◆ REQUIRED WORK ◆
Retype the full set of records. Keep every character identical.

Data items
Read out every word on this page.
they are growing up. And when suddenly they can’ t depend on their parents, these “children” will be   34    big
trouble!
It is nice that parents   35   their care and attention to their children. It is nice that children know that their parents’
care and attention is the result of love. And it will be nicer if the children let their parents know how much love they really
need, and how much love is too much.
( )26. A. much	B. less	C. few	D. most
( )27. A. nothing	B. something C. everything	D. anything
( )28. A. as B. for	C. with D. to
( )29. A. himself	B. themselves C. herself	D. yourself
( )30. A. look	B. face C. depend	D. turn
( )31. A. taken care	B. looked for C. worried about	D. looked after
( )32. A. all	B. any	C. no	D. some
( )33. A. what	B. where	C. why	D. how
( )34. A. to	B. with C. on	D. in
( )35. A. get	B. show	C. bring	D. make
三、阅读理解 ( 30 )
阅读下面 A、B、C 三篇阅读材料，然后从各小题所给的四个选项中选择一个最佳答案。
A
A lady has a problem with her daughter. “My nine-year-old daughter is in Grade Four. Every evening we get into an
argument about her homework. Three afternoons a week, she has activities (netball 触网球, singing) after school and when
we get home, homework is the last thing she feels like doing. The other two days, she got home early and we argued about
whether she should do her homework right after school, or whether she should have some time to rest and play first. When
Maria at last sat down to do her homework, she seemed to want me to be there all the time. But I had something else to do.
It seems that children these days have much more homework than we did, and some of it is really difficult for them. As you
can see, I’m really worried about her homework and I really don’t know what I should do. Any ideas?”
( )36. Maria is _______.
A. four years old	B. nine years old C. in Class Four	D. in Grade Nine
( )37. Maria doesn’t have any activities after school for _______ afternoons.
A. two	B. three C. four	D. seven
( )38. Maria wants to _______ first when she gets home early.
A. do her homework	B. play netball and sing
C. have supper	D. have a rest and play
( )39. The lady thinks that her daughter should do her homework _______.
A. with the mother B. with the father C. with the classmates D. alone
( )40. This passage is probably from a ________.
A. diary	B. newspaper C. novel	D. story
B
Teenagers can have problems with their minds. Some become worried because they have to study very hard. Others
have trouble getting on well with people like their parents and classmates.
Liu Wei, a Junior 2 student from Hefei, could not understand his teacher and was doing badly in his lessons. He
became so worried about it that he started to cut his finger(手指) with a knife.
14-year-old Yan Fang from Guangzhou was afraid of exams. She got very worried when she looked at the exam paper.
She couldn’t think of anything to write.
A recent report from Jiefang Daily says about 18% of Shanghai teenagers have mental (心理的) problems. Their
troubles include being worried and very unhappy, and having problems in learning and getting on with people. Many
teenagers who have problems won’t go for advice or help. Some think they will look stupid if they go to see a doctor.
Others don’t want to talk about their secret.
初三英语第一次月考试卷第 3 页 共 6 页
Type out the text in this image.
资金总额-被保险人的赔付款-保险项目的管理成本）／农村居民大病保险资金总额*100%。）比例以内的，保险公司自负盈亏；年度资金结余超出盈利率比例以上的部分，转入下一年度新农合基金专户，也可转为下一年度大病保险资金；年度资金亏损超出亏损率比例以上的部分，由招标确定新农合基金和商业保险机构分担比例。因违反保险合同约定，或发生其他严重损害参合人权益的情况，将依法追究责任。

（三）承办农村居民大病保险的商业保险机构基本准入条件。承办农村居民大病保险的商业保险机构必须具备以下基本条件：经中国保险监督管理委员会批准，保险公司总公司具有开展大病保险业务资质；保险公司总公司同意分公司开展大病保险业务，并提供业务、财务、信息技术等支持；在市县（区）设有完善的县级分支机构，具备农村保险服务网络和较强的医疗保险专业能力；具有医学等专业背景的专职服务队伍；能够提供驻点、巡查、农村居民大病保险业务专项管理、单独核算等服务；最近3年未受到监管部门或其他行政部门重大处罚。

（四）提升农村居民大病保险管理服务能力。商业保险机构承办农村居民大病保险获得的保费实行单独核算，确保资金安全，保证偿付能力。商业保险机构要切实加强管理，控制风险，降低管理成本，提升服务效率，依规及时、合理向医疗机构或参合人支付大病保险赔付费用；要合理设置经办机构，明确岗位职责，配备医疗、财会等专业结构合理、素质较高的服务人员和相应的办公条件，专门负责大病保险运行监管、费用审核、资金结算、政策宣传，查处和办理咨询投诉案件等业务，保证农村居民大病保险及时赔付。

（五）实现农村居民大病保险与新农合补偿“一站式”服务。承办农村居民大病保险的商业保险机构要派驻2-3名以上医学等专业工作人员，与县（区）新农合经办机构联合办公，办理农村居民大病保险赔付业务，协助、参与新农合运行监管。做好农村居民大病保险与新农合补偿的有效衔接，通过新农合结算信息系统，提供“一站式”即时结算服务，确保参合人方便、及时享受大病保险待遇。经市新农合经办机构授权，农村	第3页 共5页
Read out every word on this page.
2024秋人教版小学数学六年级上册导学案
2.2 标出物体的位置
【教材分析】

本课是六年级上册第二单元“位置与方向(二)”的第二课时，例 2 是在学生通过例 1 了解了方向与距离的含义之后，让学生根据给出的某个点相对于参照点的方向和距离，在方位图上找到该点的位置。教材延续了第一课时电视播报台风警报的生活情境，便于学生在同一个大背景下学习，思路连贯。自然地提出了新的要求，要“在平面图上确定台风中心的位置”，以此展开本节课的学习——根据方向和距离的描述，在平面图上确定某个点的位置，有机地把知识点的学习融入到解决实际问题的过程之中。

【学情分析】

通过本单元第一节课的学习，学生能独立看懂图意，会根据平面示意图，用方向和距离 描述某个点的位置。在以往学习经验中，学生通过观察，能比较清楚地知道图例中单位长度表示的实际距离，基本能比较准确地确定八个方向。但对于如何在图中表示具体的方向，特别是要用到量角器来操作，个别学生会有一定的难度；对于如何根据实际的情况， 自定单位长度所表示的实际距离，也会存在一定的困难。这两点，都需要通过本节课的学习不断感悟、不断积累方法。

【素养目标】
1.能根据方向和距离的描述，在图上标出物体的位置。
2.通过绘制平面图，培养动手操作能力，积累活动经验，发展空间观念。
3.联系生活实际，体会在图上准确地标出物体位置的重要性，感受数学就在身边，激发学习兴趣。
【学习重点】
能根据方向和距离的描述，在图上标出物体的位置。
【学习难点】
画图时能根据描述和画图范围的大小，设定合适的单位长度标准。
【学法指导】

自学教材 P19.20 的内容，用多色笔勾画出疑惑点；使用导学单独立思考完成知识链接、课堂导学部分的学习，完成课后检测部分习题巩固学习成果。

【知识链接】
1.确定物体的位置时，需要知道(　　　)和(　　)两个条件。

◆ SOLUTION TO THIS PROBLEM ◆
Read out every word on this page.
they are growing up. And when suddenly they can’ t depend on their parents, these “children” will be   34    big
trouble!
It is nice that parents   35   their care and attention to their children. It is nice that children know that their parents’
care and attention is the result of love. And it will be nicer if the children let their parents know how much love they really
need, and how much love is too much.
( )26. A. much	B. less	C. few	D. most
( )27. A. nothing	B. something C. everything	D. anything
( )28. A. as B. for	C. with D. to
( )29. A. himself	B. themselves C. herself	D. yourself
( )30. A. look	B. face C. depend	D. turn
( )31. A. taken care	B. looked for C. worried about	D. looked after
( )32. A. all	B. any	C. no	D. some
( )33. A. what	B. where	C. why	D. how
( )34. A. to	B. with C. on	D. in
( )35. A. get	B. show	C. bring	D. make
三、阅读理解 ( 30 )
阅读下面 A、B、C 三篇阅读材料，然后从各小题所给的四个选项中选择一个最佳答案。
A
A lady has a problem with her daughter. “My nine-year-old daughter is in Grade Four. Every evening we get into an
argument about her homework. Three afternoons a week, she has activities (netball 触网球, singing) after school and when
we get home, homework is the last thing she feels like doing. The other two days, she got home early and we argued about
whether she should do her homework right after school, or whether she should have some time to rest and play first. When
Maria at last sat down to do her homework, she seemed to want me to be there all the time. But I had something else to do.
It seems that children these days have much more homework than we did, and some of it is really difficult for them. As you
can see, I’m really worried about her homework and I really don’t know what I should do. Any ideas?”
( )36. Maria is _______.
A. four years old	B. nine years old C. in Class Four	D. in Grade Nine
( )37. Maria doesn’t have any activities after school for _______ afternoons.
A. two	B. three C. four	D. seven
( )38. Maria wants to _______ first when she gets home early.
A. do her homework	B. play netball and sing
C. have supper	D. have a rest and play
( )39. The lady thinks that her daughter should do her homework _______.
A. with the mother B. with the father C. with the classmates D. alone
( )40. This passage is probably from a ________.
A. diary	B. newspaper C. novel	D. story
B
Teenagers can have problems with their minds. Some become worried because they have to study very hard. Others
have trouble getting on well with people like their parents and classmates.
Liu Wei, a Junior 2 student from Hefei, could not understand his teacher and was doing badly in his lessons. He
became so worried about it that he started to cut his finger(手指) with a knife.
14-year-old Yan Fang from Guangzhou was afraid of exams. She got very worried when she looked at the exam paper.
She couldn’t think of anything to write.
A recent report from Jiefang Daily says about 18% of Shanghai teenagers have mental (心理的) problems. Their
troubles include being worried and very unhappy, and having problems in learning and getting on with people. Many
teenagers who have problems won’t go for advice or help. Some think they will look stupid if they go to see a doctor.
Others don’t want to talk about their secret.
初三英语第一次月考试卷第 3 页 共 6 页
Type out the text in this image.
资金总额-被保险人的赔付款-保险项目的管理成本）／农村居民大病保险资金总额*100%。）比例以内的，保险公司自负盈亏；年度资金结余超出盈利率比例以上的部分，转入下一年度新农合基金专户，也可转为下一年度大病保险资金；年度资金亏损超出亏损率比例以上的部分，由招标确定新农合基金和商业保险机构分担比例。因违反保险合同约定，或发生其他严重损害参合人权益的情况，将依法追究责任。

（三）承办农村居民大病保险的商业保险机构基本准入条件。承办农村居民大病保险的商业保险机构必须具备以下基本条件：经中国保险监督管理委员会批准，保险公司总公司具有开展大病保险业务资质；保险公司总公司同意分公司开展大病保险业务，并提供业务、财务、信息技术等支持；在市县（区）设有完善的县级分支机构，具备农村保险服务网络和较强的医疗保险专业能力；具有医学等专业背景的专职服务队伍；能够提供驻点、巡查、农村居民大病保险业务专项管理、单独核算等服务；最近3年未受到监管部门或其他行政部门重大处罚。

（四）提升农村居民大病保险管理服务能力。商业保险机构承办农村居民大病保险获得的保费实行单独核算，确保资金安全，保证偿付能力。商业保险机构要切实加强管理，控制风险，降低管理成本，提升服务效率，依规及时、合理向医疗机构或参合人支付大病保险赔付费用；要合理设置经办机构，明确岗位职责，配备医疗、财会等专业结构合理、素质较高的服务人员和相应的办公条件，专门负责大病保险运行监管、费用审核、资金结算、政策宣传，查处和办理咨询投诉案件等业务，保证农村居民大病保险及时赔付。

（五）实现农村居民大病保险与新农合补偿“一站式”服务。承办农村居民大病保险的商业保险机构要派驻2-3名以上医学等专业工作人员，与县（区）新农合经办机构联合办公，办理农村居民大病保险赔付业务，协助、参与新农合运行监管。做好农村居民大病保险与新农合补偿的有效衔接，通过新农合结算信息系统，提供“一站式”即时结算服务，确保参合人方便、及时享受大病保险待遇。经市新农合经办机构授权，农村	第3页 共5页
Read out every word on this page.
2024秋人教版小学数学六年级上册导学案
2.2 标出物体的位置
【教材分析】

本课是六年级上册第二单元“位置与方向(二)”的第二课时，例 2 是在学生通过例 1 了解了方向与距离的含义之后，让学生根据给出的某个点相对于参照点的方向和距离，在方位图上找到该点的位置。教材延续了第一课时电视播报台风警报的生活情境，便于学生在同一个大背景下学习，思路连贯。自然地提出了新的要求，要“在平面图上确定台风中心的位置”，以此展开本节课的学习——根据方向和距离的描述，在平面图上确定某个点的位置，有机地把知识点的学习融入到解决实际问题的过程之中。

【学情分析】

通过本单元第一节课的学习，学生能独立看懂图意，会根据平面示意图，用方向和距离 描述某个点的位置。在以往学习经验中，学生通过观察，能比较清楚地知道图例中单位长度表示的实际距离，基本能比较准确地确定八个方向。但对于如何在图中表示具体的方向，特别是要用到量角器来操作，个别学生会有一定的难度；对于如何根据实际的情况， 自定单位长度所表示的实际距离，也会存在一定的困难。这两点，都需要通过本节课的学习不断感悟、不断积累方法。

【素养目标】
1.能根据方向和距离的描述，在图上标出物体的位置。
2.通过绘制平面图，培养动手操作能力，积累活动经验，发展空间观念。
3.联系生活实际，体会在图上准确地标出物体位置的重要性，感受数学就在身边，激发学习兴趣。
【学习重点】
能根据方向和距离的描述，在图上标出物体的位置。
【学习难点】
画图时能根据描述和画图范围的大小，设定合适的单位长度标准。
【学法指导】

自学教材 P19.20 的内容，用多色笔勾画出疑惑点；使用导学单独立思考完成知识链接、课堂导学部分的学习，完成课后检测部分习题巩固学习成果。

【知识链接】
1.确定物体的位置时，需要知道(　　　)和(　　)两个条件。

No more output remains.